• [Problem requirements] Each line containing the word "Female" needs to be copied.

• [Exercise input]
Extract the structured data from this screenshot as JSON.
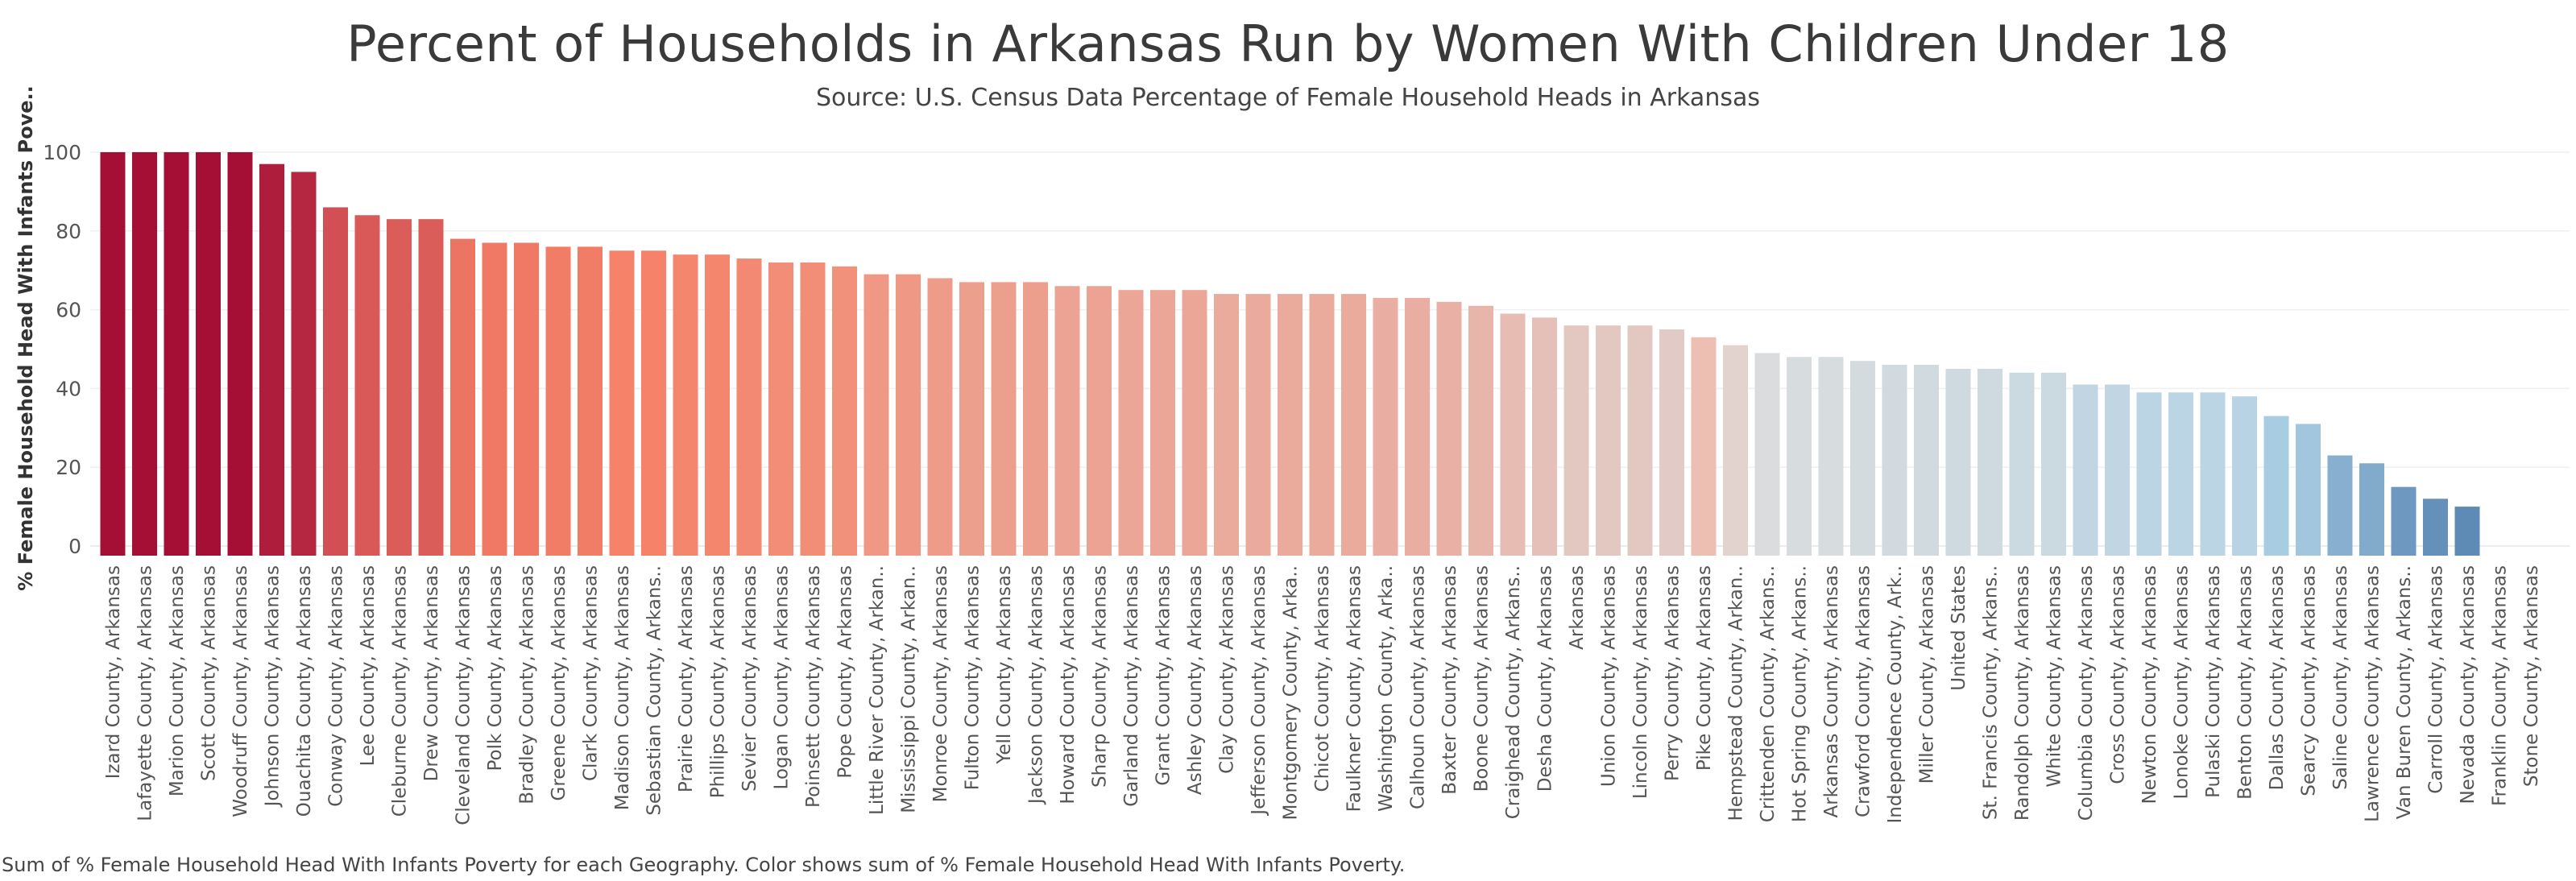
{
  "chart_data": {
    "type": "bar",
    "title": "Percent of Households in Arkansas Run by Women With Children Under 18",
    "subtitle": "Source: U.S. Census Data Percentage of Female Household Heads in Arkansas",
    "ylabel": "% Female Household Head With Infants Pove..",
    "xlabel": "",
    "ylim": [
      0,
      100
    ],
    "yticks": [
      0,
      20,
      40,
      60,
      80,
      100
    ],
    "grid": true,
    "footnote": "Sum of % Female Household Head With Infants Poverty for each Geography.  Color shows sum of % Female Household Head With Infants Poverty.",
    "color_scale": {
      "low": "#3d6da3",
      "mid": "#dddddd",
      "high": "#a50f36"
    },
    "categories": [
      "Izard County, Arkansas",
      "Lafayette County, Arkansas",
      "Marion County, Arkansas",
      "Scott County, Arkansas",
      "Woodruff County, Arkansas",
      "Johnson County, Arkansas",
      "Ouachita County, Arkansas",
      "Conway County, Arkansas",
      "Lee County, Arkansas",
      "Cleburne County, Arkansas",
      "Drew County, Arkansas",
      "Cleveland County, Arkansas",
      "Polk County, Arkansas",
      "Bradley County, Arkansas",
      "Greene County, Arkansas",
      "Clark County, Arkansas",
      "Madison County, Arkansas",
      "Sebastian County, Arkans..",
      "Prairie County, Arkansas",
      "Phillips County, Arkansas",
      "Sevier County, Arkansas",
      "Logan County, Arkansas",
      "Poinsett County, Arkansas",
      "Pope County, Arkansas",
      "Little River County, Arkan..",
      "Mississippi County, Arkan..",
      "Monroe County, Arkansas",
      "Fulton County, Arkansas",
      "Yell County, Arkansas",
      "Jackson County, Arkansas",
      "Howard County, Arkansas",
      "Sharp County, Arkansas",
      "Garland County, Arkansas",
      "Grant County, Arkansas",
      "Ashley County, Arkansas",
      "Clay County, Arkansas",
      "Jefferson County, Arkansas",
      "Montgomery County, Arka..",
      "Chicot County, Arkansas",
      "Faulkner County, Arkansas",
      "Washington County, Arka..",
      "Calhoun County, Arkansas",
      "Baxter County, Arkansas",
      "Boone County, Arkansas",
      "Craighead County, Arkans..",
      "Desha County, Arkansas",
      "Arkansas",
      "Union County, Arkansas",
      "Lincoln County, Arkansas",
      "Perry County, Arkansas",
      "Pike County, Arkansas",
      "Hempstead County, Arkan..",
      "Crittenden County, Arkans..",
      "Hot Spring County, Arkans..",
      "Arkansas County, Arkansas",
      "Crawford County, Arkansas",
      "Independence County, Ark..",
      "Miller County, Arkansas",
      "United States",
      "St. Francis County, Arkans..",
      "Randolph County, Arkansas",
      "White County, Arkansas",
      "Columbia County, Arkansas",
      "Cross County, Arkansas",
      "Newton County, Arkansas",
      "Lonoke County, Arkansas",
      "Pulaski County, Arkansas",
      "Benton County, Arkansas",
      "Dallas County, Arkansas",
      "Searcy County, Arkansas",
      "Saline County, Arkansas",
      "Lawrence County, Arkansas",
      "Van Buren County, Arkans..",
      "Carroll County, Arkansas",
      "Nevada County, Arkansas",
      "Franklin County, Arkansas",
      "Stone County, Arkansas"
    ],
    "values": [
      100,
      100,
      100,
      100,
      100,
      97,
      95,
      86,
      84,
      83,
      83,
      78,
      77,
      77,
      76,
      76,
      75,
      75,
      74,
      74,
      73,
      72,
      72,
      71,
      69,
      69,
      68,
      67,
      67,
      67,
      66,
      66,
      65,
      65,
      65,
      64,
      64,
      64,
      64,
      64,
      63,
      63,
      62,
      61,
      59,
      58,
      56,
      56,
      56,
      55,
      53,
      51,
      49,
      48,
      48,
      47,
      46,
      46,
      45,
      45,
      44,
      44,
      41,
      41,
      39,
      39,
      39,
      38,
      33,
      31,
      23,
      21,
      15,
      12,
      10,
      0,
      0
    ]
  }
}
...
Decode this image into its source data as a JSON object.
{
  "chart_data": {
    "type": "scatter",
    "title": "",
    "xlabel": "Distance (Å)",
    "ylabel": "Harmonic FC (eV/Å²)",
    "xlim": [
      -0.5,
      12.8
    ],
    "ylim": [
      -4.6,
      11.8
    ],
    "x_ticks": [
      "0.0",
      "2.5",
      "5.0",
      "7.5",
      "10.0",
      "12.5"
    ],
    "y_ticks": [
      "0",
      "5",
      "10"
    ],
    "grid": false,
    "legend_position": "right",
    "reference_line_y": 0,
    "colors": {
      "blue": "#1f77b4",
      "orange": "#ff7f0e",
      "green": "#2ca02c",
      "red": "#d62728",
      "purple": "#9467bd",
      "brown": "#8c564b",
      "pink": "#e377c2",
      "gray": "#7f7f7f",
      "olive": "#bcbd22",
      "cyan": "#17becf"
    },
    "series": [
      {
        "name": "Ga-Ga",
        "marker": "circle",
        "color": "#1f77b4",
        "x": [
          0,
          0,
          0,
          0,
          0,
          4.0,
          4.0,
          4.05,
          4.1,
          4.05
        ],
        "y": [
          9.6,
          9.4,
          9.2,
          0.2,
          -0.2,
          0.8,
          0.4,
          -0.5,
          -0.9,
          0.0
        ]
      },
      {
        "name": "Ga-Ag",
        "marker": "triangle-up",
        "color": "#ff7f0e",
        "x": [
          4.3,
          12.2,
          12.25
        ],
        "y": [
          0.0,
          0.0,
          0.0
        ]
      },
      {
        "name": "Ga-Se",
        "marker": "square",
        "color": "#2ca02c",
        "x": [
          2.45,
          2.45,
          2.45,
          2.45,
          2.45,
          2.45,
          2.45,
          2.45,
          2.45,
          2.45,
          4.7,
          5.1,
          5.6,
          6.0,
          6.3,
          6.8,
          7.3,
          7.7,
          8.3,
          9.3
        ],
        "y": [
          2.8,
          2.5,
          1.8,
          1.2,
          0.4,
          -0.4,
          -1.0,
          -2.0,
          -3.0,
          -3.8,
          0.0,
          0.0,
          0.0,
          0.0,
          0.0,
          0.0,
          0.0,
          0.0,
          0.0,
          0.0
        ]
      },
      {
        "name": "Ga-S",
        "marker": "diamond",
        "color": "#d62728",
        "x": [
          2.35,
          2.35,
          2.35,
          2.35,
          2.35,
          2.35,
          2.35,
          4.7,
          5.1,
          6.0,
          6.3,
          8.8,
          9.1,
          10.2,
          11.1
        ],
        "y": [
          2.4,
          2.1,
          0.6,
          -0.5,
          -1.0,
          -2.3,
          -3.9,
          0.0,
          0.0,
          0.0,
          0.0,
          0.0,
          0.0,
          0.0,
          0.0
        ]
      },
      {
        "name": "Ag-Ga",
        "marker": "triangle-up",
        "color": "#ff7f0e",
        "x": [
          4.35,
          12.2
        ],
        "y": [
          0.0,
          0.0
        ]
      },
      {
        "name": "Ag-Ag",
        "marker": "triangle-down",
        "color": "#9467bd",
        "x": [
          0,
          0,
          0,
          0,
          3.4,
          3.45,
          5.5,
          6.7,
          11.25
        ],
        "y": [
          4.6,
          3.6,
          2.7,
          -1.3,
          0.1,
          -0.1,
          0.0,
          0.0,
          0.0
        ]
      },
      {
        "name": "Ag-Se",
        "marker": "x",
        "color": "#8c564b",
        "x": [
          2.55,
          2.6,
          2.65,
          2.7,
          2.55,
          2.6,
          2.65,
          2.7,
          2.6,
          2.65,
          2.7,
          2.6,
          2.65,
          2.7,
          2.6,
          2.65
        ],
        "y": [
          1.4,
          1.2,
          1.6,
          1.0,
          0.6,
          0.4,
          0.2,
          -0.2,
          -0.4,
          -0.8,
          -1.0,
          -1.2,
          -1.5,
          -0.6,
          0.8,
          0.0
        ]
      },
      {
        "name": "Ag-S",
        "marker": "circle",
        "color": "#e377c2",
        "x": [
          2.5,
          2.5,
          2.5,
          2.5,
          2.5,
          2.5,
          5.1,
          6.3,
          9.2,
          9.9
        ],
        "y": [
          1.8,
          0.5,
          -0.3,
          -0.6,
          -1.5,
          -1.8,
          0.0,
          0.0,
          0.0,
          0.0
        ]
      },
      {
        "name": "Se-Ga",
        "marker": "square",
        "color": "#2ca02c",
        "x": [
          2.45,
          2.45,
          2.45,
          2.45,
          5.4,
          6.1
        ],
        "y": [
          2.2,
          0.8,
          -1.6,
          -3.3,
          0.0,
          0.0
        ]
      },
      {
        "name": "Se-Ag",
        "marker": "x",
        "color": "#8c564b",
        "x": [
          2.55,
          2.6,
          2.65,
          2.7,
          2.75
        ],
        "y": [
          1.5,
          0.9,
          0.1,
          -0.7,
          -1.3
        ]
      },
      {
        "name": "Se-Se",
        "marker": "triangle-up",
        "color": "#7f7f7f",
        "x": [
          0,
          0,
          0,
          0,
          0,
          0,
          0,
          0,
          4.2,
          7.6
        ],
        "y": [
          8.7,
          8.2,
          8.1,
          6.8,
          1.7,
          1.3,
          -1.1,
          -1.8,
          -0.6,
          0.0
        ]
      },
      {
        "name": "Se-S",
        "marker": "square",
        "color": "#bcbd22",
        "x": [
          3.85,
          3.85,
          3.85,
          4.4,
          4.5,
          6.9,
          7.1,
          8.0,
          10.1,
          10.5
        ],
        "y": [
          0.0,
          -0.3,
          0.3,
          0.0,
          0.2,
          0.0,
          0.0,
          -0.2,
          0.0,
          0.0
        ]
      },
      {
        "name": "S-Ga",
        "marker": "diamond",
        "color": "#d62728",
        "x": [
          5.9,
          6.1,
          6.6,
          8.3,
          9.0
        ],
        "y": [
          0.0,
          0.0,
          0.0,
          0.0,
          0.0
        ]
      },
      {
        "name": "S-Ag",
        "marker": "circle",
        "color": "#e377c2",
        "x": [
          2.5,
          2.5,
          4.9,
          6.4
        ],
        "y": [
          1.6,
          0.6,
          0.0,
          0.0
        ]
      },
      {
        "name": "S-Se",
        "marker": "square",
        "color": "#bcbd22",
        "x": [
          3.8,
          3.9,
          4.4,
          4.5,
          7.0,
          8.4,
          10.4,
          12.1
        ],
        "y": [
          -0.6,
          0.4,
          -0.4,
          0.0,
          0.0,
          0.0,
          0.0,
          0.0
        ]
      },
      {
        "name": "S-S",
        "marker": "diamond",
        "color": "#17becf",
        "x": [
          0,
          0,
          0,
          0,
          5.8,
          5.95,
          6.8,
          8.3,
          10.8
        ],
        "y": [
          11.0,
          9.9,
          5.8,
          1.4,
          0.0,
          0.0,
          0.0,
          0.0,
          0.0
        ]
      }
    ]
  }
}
...
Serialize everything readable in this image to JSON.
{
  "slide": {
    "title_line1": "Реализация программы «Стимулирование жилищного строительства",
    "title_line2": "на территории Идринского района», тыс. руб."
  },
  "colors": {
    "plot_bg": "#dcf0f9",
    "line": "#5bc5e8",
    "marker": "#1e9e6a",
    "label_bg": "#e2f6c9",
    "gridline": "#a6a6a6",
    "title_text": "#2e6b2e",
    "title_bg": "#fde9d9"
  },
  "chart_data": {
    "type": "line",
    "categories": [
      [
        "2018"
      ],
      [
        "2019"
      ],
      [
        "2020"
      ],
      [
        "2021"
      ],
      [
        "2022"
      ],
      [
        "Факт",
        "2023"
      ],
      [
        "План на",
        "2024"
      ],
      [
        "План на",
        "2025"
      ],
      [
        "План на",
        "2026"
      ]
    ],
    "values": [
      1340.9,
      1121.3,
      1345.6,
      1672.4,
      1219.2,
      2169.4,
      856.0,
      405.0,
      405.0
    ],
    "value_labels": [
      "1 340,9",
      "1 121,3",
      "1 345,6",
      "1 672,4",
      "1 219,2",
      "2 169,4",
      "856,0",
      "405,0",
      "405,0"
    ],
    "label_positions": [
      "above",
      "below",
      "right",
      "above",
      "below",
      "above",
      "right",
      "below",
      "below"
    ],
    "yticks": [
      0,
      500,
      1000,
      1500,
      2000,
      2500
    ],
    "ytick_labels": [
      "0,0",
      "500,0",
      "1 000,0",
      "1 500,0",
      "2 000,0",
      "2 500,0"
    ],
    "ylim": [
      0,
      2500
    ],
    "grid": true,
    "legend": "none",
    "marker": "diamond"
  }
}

• [Finished task]
    "subtitle": "Source: U.S. Census Data Percentage of Female Household Heads in Arkansas",
    "ylabel": "% Female Household Head With Infants Pove..",
    "footnote": "Sum of % Female Household Head With Infants Poverty for each Geography.  Color shows sum of % Female Household Head With Infants Poverty.",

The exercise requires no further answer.